Aim: In the listing that follows, how many lines contain the string "Blend"? Provide only the number.

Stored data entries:
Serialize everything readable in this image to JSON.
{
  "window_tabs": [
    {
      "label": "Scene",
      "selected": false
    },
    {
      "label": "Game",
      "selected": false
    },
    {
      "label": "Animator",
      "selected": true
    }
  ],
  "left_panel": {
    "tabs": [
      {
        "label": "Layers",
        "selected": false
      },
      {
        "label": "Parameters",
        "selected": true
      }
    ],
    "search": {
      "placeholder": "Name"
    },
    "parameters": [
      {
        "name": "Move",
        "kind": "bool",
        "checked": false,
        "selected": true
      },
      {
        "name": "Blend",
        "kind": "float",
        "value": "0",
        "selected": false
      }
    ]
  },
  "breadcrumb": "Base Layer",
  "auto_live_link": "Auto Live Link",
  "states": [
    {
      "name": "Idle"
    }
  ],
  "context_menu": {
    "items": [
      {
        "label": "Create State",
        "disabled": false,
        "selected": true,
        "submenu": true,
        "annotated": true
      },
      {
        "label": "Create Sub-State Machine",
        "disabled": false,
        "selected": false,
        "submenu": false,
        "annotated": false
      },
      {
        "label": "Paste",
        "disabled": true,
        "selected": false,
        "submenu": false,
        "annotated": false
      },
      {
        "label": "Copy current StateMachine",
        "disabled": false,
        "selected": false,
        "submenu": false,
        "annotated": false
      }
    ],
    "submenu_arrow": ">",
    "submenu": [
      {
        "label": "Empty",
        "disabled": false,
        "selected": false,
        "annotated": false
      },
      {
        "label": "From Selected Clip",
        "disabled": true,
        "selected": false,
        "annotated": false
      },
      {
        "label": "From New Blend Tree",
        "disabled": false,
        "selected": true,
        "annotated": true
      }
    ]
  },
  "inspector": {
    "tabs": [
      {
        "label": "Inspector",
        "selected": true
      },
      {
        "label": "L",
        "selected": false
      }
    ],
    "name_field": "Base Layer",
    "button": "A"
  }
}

Answer for the task: 2